Images are excluded; otherwise, output every record exactly.

** BEGIN DATA FOR THIS EXERCISE **

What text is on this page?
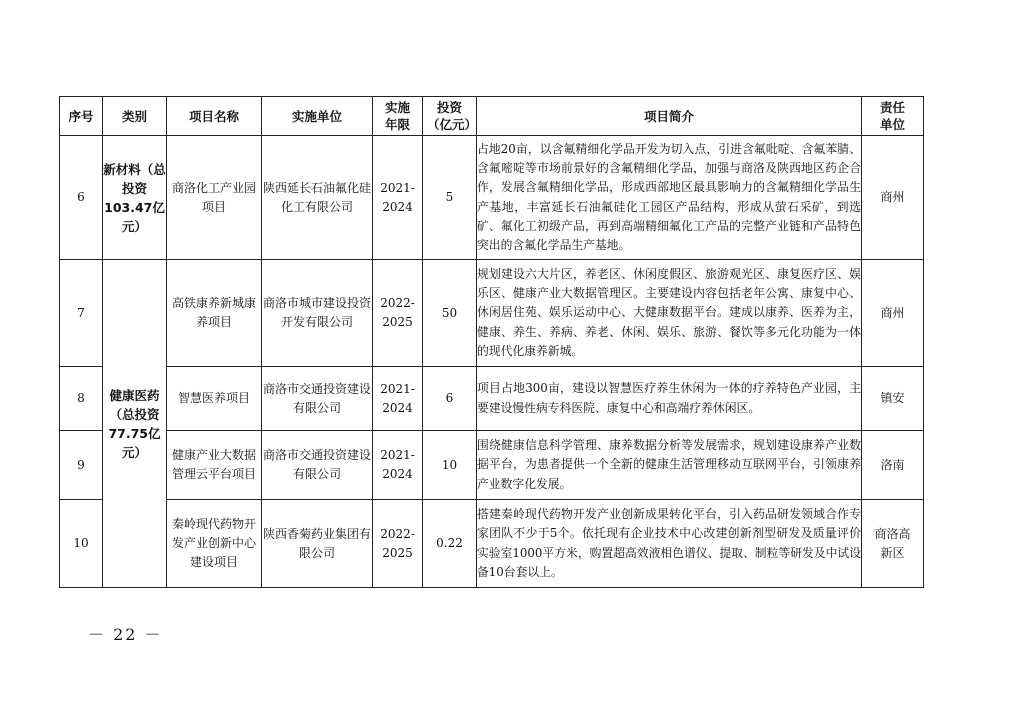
序号	类别	项目名称	实施单位	实施年限	投资（亿元）	项目简介	责任单位
6	新材料（总投资103.47亿元）	商洛化工产业园项目	陕西延长石油氟化硅化工有限公司	2021-2024	5	占地20亩，以含氟精细化学品开发为切入点，引进含氟吡啶、含氟苯腈、含氟嘧啶等市场前景好的含氟精细化学品，加强与商洛及陕西地区药企合作，发展含氟精细化学品，形成西部地区最具影响力的含氟精细化学品生产基地，丰富延长石油氟硅化工园区产品结构，形成从萤石采矿，到选矿、氟化工初级产品，再到高端精细氟化工产品的完整产业链和产品特色突出的含氟化学品生产基地。	商州
7	健康医药（总投资77.75亿元）	高铁康养新城康养项目	商洛市城市建设投资开发有限公司	2022-2025	50	规划建设六大片区，养老区、休闲度假区、旅游观光区、康复医疗区、娱乐区、健康产业大数据管理区。主要建设内容包括老年公寓、康复中心、休闲居住苑、娱乐运动中心、大健康数据平台。建成以康养、医养为主，健康、养生、养病、养老、休闲、娱乐、旅游、餐饮等多元化功能为一体的现代化康养新城。	商州
8		智慧医养项目	商洛市交通投资建设有限公司	2021-2024	6	项目占地300亩，建设以智慧医疗养生休闲为一体的疗养特色产业园，主要建设慢性病专科医院、康复中心和高端疗养休闲区。	镇安
9		健康产业大数据管理云平台项目	商洛市交通投资建设有限公司	2021-2024	10	围绕健康信息科学管理、康养数据分析等发展需求，规划建设康养产业数据平台，为患者提供一个全新的健康生活管理移动互联网平台，引领康养产业数字化发展。	洛南
10		秦岭现代药物开发产业创新中心建设项目	陕西香菊药业集团有限公司	2022-2025	0.22	搭建秦岭现代药物开发产业创新成果转化平台，引入药品研发领域合作专家团队不少于5个。依托现有企业技术中心改建创新剂型研发及质量评价实验室1000平方米，购置超高效液相色谱仪、提取、制粒等研发及中试设备10台套以上。	商洛高新区
－ 22 －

** END DATA FOR THIS EXERCISE **

EXPECTED ANSWER –
What text is on this page?
序号	类别	项目名称	实施单位	实施年限	投资（亿元）	项目简介	责任单位
6	新材料（总投资103.47亿元）	商洛化工产业园项目	陕西延长石油氟化硅化工有限公司	2021-2024	5	占地20亩，以含氟精细化学品开发为切入点，引进含氟吡啶、含氟苯腈、含氟嘧啶等市场前景好的含氟精细化学品，加强与商洛及陕西地区药企合作，发展含氟精细化学品，形成西部地区最具影响力的含氟精细化学品生产基地，丰富延长石油氟硅化工园区产品结构，形成从萤石采矿，到选矿、氟化工初级产品，再到高端精细氟化工产品的完整产业链和产品特色突出的含氟化学品生产基地。	商州
7	健康医药（总投资77.75亿元）	高铁康养新城康养项目	商洛市城市建设投资开发有限公司	2022-2025	50	规划建设六大片区，养老区、休闲度假区、旅游观光区、康复医疗区、娱乐区、健康产业大数据管理区。主要建设内容包括老年公寓、康复中心、休闲居住苑、娱乐运动中心、大健康数据平台。建成以康养、医养为主，健康、养生、养病、养老、休闲、娱乐、旅游、餐饮等多元化功能为一体的现代化康养新城。	商州
8		智慧医养项目	商洛市交通投资建设有限公司	2021-2024	6	项目占地300亩，建设以智慧医疗养生休闲为一体的疗养特色产业园，主要建设慢性病专科医院、康复中心和高端疗养休闲区。	镇安
9		健康产业大数据管理云平台项目	商洛市交通投资建设有限公司	2021-2024	10	围绕健康信息科学管理、康养数据分析等发展需求，规划建设康养产业数据平台，为患者提供一个全新的健康生活管理移动互联网平台，引领康养产业数字化发展。	洛南
10		秦岭现代药物开发产业创新中心建设项目	陕西香菊药业集团有限公司	2022-2025	0.22	搭建秦岭现代药物开发产业创新成果转化平台，引入药品研发领域合作专家团队不少于5个。依托现有企业技术中心改建创新剂型研发及质量评价实验室1000平方米，购置超高效液相色谱仪、提取、制粒等研发及中试设备10台套以上。	商洛高新区
－ 22 －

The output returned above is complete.